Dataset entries
###

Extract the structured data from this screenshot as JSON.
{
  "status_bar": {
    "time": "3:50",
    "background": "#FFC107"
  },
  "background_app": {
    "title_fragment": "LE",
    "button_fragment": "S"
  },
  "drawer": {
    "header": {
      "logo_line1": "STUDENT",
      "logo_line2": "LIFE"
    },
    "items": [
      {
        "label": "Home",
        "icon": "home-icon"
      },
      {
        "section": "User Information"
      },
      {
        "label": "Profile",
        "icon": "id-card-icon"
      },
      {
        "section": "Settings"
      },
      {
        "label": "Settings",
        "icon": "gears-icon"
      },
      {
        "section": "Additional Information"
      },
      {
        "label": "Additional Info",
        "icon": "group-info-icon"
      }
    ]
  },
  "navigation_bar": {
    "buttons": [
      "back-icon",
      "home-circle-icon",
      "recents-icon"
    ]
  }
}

###

Job: Print back all the lines verbatim.

Result of the exercise:
Extract the structured data from this screenshot as JSON.
{
  "status_bar": {
    "time": "3:50",
    "background": "#FFC107"
  },
  "background_app": {
    "title_fragment": "LE",
    "button_fragment": "S"
  },
  "drawer": {
    "header": {
      "logo_line1": "STUDENT",
      "logo_line2": "LIFE"
    },
    "items": [
      {
        "label": "Home",
        "icon": "home-icon"
      },
      {
        "section": "User Information"
      },
      {
        "label": "Profile",
        "icon": "id-card-icon"
      },
      {
        "section": "Settings"
      },
      {
        "label": "Settings",
        "icon": "gears-icon"
      },
      {
        "section": "Additional Information"
      },
      {
        "label": "Additional Info",
        "icon": "group-info-icon"
      }
    ]
  },
  "navigation_bar": {
    "buttons": [
      "back-icon",
      "home-circle-icon",
      "recents-icon"
    ]
  }
}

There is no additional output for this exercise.